» WHAT IS BEING ASKED
List every line below containing "Number".

§ §

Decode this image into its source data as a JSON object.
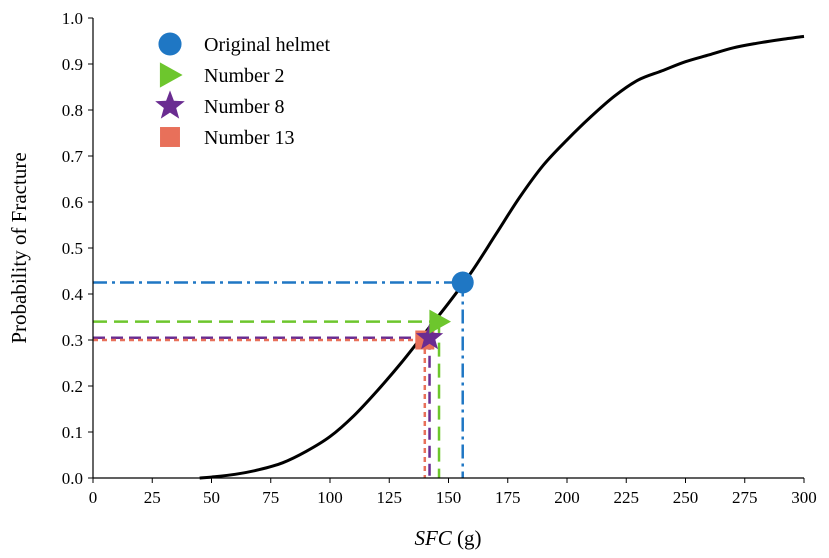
{
  "chart_data": {
    "type": "line",
    "xlabel_italic": "SFC",
    "xlabel_unit": " (g)",
    "ylabel": "Probability of Fracture",
    "xlim": [
      0,
      300
    ],
    "ylim": [
      0,
      1.0
    ],
    "x_ticks": [
      0,
      25,
      50,
      75,
      100,
      125,
      150,
      175,
      200,
      225,
      250,
      275,
      300
    ],
    "y_ticks": [
      "0.0",
      "0.1",
      "0.2",
      "0.3",
      "0.4",
      "0.5",
      "0.6",
      "0.7",
      "0.8",
      "0.9",
      "1.0"
    ],
    "curve": {
      "color": "#000000",
      "x": [
        45,
        50,
        60,
        70,
        80,
        90,
        100,
        110,
        120,
        130,
        140,
        150,
        160,
        170,
        180,
        190,
        200,
        210,
        220,
        230,
        240,
        250,
        260,
        270,
        280,
        290,
        300
      ],
      "y": [
        0.0,
        0.002,
        0.008,
        0.018,
        0.033,
        0.058,
        0.09,
        0.135,
        0.19,
        0.25,
        0.315,
        0.38,
        0.45,
        0.53,
        0.61,
        0.68,
        0.735,
        0.785,
        0.83,
        0.865,
        0.885,
        0.905,
        0.92,
        0.935,
        0.945,
        0.953,
        0.96
      ]
    },
    "legend_position": "top-left",
    "points": [
      {
        "name": "Original helmet",
        "marker": "circle",
        "color": "#1f77c4",
        "dash": "14,5,3,5",
        "x": 156,
        "y": 0.425
      },
      {
        "name": "Number 2",
        "marker": "triangle-right",
        "color": "#6dc62d",
        "dash": "14,7",
        "x": 146,
        "y": 0.34
      },
      {
        "name": "Number 8",
        "marker": "star",
        "color": "#6a2c91",
        "dash": "12,6",
        "x": 142,
        "y": 0.305
      },
      {
        "name": "Number 13",
        "marker": "square",
        "color": "#e8705a",
        "dash": "5,4",
        "x": 140,
        "y": 0.3
      }
    ]
  }
}
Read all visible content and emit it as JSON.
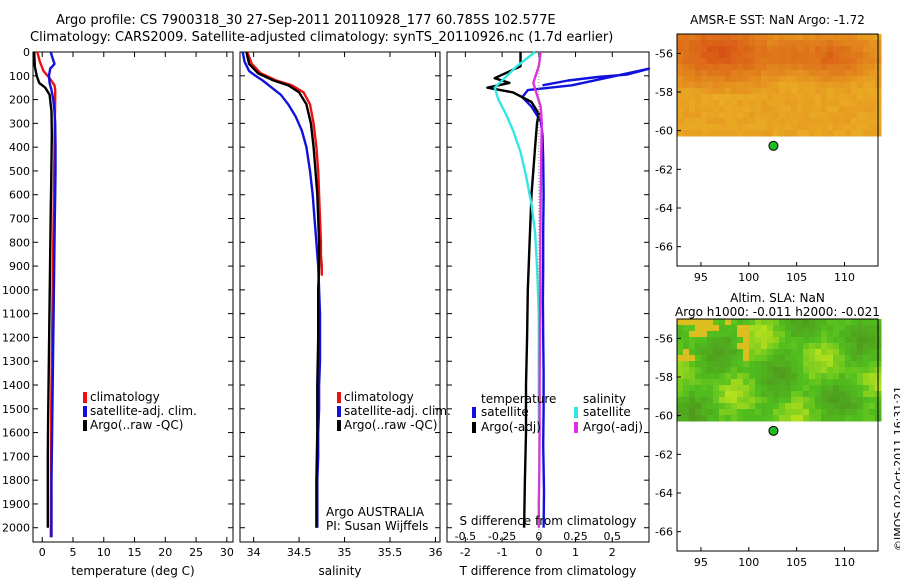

§ §

» EXERCISE SOLUTION
        "name": "Number 2",
        "name": "Number 8",
        "name": "Number 13",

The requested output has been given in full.